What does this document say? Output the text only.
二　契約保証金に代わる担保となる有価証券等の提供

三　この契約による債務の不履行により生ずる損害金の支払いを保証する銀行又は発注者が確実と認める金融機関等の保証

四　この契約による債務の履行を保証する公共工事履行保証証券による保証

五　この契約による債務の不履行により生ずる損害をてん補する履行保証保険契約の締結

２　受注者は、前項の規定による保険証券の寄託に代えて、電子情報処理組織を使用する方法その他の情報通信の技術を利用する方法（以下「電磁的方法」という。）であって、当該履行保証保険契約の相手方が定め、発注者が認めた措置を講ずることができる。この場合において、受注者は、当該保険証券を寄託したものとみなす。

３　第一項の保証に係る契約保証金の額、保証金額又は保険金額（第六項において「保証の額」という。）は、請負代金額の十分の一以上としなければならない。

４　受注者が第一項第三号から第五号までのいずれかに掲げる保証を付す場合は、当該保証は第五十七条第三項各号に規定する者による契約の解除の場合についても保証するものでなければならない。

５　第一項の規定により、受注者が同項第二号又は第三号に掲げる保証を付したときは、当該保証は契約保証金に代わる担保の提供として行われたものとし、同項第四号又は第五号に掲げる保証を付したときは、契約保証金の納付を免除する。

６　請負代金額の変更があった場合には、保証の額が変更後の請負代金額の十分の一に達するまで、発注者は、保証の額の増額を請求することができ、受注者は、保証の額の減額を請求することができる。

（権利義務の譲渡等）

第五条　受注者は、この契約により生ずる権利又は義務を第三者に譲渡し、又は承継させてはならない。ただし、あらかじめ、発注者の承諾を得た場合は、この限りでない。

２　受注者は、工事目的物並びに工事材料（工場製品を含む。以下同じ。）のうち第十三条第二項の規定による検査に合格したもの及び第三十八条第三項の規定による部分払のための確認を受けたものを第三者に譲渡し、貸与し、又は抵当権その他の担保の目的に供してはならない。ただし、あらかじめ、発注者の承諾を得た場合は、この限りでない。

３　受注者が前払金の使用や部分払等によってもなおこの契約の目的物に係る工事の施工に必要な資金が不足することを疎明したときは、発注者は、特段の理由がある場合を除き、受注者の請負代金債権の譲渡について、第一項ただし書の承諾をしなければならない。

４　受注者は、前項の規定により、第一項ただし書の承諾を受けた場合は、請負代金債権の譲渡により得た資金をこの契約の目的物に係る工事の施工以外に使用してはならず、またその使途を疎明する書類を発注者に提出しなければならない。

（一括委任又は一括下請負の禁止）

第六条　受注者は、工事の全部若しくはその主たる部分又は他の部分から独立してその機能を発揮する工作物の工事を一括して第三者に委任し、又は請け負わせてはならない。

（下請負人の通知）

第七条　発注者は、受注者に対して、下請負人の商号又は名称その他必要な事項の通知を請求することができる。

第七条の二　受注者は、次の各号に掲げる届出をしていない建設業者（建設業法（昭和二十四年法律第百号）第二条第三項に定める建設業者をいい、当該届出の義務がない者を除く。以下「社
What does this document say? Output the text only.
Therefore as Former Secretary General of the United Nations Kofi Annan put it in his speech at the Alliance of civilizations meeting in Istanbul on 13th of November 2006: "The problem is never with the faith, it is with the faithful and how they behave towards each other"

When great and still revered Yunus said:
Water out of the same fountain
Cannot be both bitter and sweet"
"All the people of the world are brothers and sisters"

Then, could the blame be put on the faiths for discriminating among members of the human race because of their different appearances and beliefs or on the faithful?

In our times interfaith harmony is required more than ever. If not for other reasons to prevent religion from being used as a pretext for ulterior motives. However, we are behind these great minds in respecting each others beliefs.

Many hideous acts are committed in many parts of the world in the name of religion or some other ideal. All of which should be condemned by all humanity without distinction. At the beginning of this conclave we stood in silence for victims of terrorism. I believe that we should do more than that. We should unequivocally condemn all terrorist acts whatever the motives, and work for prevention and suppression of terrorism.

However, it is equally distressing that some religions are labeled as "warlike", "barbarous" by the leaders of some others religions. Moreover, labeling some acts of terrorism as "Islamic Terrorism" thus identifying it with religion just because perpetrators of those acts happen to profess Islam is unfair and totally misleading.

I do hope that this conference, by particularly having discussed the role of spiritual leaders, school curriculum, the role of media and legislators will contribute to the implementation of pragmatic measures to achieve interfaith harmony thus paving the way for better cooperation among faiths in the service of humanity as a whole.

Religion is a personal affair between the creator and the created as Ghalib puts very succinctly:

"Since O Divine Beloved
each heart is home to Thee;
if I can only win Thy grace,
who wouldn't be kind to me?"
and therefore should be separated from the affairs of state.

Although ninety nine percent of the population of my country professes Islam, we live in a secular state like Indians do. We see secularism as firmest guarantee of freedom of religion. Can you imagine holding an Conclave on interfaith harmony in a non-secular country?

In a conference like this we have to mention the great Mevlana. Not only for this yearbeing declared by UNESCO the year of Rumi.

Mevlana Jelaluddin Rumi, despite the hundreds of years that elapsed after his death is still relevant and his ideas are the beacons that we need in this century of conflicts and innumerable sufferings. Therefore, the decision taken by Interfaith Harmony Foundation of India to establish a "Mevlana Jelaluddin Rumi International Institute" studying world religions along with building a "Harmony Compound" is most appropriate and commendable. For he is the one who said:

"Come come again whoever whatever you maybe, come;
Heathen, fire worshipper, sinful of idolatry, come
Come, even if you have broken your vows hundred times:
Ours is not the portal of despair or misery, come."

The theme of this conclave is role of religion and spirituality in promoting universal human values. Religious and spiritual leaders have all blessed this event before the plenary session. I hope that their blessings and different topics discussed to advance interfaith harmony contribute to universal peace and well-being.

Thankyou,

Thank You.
----
TO DO:
Look over the listing. Pull out every line with the string "この限りでない" in it.

RESPONSE BELOW:
第五条　受注者は、この契約により生ずる権利又は義務を第三者に譲渡し、又は承継させてはならない。ただし、あらかじめ、発注者の承諾を得た場合は、この限りでない。
２　受注者は、工事目的物並びに工事材料（工場製品を含む。以下同じ。）のうち第十三条第二項の規定による検査に合格したもの及び第三十八条第三項の規定による部分払のための確認を受けたものを第三者に譲渡し、貸与し、又は抵当権その他の担保の目的に供してはならない。ただし、あらかじめ、発注者の承諾を得た場合は、この限りでない。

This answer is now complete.